Give the number of lines in the listing below that include the word "短信渠道", with nothing more.

******

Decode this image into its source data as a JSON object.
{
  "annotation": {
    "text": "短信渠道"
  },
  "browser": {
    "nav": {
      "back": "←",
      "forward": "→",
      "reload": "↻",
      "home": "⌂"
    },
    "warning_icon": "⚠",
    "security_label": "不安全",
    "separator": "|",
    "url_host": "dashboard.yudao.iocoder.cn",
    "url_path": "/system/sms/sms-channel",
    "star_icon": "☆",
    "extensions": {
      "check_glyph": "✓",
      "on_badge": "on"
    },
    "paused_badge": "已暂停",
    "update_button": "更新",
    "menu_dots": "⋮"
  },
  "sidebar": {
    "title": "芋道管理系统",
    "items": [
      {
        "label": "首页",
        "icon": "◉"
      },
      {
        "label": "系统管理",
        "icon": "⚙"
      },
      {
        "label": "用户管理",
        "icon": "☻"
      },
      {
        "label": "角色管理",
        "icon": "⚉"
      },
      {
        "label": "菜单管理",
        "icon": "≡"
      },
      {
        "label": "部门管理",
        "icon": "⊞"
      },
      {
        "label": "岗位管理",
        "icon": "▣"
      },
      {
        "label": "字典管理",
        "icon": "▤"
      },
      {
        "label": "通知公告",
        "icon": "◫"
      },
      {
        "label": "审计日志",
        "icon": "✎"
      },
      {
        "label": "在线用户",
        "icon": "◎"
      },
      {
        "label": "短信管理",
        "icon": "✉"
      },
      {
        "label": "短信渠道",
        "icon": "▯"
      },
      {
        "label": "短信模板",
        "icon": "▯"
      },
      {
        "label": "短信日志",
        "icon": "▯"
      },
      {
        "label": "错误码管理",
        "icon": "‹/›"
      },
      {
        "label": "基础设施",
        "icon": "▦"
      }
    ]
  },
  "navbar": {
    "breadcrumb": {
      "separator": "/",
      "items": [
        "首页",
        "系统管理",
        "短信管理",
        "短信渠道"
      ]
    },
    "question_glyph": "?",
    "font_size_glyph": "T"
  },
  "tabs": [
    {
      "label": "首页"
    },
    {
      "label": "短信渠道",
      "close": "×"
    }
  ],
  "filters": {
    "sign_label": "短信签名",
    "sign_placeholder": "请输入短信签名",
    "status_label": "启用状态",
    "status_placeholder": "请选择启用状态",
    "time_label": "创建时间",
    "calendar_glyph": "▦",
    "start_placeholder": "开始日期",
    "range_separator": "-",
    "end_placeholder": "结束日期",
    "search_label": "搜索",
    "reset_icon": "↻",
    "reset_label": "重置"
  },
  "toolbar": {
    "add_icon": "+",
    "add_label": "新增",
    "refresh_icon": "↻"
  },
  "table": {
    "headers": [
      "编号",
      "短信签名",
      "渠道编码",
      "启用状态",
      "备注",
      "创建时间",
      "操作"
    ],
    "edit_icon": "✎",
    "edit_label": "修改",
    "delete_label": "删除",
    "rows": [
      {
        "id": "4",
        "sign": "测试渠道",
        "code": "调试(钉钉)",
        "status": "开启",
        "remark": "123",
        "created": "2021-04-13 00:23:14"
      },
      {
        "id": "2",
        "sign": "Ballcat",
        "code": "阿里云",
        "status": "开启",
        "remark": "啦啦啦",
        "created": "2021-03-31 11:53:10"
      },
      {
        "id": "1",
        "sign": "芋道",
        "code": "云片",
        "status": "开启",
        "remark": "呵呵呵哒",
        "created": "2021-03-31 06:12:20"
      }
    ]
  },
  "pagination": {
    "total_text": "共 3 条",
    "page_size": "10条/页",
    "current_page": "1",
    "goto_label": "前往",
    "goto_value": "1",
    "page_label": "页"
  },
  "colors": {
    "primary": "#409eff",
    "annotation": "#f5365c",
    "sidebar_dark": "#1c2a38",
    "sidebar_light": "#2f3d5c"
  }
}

******

Reply: 4